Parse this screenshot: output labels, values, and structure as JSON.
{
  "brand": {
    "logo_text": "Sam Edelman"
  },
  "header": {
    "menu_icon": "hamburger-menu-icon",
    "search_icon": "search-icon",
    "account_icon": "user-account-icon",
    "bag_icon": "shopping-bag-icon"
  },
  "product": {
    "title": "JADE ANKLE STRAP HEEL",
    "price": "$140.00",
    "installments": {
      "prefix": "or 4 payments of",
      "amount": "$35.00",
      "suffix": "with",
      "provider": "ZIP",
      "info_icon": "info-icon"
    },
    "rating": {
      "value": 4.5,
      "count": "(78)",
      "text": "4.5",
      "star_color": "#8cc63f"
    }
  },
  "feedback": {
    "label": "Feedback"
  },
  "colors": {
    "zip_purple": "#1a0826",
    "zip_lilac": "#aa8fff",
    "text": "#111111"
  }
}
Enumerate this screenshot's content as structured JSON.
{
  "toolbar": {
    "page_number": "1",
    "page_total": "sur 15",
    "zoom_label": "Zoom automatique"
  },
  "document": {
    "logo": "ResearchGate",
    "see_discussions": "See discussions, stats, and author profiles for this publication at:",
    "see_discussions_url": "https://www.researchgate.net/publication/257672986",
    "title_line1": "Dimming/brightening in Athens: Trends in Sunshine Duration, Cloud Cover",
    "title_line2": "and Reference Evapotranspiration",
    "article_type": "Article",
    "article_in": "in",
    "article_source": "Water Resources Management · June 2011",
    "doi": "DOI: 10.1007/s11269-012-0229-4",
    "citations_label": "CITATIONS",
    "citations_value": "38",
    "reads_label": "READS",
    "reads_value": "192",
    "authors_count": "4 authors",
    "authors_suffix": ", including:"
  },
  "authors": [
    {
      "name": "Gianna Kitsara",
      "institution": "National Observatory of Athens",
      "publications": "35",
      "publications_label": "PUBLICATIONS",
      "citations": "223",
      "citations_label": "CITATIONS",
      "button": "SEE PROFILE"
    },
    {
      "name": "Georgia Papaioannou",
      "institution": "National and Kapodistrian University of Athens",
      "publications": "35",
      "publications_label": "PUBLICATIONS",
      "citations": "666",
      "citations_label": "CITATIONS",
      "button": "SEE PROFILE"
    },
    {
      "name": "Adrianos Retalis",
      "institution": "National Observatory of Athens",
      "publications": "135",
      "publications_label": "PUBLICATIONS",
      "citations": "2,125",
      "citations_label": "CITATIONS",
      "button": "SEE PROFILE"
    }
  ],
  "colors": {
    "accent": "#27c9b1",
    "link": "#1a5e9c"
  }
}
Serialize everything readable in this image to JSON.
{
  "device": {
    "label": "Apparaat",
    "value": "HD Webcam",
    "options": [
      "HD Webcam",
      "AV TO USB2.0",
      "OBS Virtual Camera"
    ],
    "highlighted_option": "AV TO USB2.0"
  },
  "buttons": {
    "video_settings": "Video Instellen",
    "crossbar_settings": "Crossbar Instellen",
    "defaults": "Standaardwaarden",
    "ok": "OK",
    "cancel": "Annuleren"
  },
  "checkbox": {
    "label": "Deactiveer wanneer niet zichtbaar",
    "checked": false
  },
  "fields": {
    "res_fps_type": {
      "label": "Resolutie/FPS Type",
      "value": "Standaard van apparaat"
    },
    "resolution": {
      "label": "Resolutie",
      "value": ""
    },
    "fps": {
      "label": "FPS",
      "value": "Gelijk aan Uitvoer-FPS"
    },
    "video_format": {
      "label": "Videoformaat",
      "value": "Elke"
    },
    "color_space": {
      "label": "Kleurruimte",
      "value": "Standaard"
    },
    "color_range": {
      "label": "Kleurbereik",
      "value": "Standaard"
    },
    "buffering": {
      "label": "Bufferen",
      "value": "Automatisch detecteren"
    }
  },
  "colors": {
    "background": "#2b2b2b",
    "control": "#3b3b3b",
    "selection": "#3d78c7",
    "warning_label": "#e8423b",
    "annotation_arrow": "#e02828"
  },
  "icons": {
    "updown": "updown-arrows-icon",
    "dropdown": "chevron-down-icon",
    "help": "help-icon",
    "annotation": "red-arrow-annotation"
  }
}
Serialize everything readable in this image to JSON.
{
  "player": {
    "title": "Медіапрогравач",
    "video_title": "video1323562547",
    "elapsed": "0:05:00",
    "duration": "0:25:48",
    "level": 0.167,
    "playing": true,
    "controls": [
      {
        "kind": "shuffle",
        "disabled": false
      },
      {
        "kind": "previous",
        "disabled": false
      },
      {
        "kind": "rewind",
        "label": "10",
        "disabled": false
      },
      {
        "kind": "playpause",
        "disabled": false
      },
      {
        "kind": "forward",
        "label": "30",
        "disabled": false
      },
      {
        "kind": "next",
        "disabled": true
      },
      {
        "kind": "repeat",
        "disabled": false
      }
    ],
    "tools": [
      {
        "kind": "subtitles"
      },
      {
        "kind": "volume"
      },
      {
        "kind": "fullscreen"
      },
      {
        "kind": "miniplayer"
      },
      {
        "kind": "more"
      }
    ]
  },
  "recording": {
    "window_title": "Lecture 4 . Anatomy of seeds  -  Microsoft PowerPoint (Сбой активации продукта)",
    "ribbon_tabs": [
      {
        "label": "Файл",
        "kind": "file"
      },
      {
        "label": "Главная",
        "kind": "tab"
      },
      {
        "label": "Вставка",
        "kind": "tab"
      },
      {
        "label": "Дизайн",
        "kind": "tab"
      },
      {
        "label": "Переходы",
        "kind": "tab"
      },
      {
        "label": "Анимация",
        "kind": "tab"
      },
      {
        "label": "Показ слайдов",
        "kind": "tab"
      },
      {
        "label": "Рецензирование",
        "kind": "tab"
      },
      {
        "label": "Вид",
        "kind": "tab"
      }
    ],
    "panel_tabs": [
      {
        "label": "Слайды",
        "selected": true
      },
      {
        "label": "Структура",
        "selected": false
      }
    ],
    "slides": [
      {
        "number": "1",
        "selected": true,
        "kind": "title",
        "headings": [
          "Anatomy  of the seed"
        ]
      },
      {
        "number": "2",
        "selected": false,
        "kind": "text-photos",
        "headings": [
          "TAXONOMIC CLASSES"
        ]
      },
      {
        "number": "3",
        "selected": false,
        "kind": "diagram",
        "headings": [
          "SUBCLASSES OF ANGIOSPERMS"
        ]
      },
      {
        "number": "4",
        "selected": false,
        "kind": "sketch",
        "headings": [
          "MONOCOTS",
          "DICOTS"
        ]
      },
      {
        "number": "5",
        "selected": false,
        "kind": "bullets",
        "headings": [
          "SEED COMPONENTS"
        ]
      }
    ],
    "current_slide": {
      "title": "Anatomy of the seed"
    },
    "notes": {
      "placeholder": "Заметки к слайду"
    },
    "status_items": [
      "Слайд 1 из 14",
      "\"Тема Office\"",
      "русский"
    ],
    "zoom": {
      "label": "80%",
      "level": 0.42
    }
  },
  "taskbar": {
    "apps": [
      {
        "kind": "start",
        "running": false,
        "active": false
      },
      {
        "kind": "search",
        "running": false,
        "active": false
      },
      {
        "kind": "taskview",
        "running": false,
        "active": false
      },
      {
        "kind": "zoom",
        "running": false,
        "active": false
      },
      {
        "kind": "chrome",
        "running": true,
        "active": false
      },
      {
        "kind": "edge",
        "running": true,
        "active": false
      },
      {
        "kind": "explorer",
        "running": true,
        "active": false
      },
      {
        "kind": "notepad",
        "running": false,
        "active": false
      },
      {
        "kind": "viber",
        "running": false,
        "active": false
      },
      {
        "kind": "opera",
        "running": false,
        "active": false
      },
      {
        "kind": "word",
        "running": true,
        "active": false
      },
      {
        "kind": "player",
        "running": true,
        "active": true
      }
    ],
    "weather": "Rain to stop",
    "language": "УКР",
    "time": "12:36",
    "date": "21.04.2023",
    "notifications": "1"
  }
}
────────────────
[Do this]: Return each line in the records that holds the string "Anatomy".

[Reply to the exercise]:
    "window_title": "Lecture 4 . Anatomy of seeds  -  Microsoft PowerPoint (Сбой активации продукта)",
          "Anatomy  of the seed"
      "title": "Anatomy of the seed"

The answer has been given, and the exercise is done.